* TASK TO COMPLETE: Extract every line of the listing below and reproduce each one verbatim.

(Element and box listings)
———
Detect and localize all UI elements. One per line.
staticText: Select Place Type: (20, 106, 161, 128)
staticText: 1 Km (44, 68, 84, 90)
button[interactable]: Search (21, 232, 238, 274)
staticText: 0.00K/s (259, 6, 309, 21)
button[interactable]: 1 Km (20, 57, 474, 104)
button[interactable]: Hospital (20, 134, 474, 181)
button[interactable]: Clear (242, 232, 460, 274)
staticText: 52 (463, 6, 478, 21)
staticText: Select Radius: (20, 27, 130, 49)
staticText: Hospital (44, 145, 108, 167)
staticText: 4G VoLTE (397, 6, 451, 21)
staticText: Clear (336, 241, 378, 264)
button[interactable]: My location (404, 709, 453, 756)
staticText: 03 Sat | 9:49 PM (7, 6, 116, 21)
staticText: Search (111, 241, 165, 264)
———
* WORKED SOLUTION:
Detect and localize all UI elements. One per line.
staticText: Select Place Type: (20, 106, 161, 128)
staticText: 1 Km (44, 68, 84, 90)
button[interactable]: Search (21, 232, 238, 274)
staticText: 0.00K/s (259, 6, 309, 21)
button[interactable]: 1 Km (20, 57, 474, 104)
button[interactable]: Hospital (20, 134, 474, 181)
button[interactable]: Clear (242, 232, 460, 274)
staticText: 52 (463, 6, 478, 21)
staticText: Select Radius: (20, 27, 130, 49)
staticText: Hospital (44, 145, 108, 167)
staticText: 4G VoLTE (397, 6, 451, 21)
staticText: Clear (336, 241, 378, 264)
button[interactable]: My location (404, 709, 453, 756)
staticText: 03 Sat | 9:49 PM (7, 6, 116, 21)
staticText: Search (111, 241, 165, 264)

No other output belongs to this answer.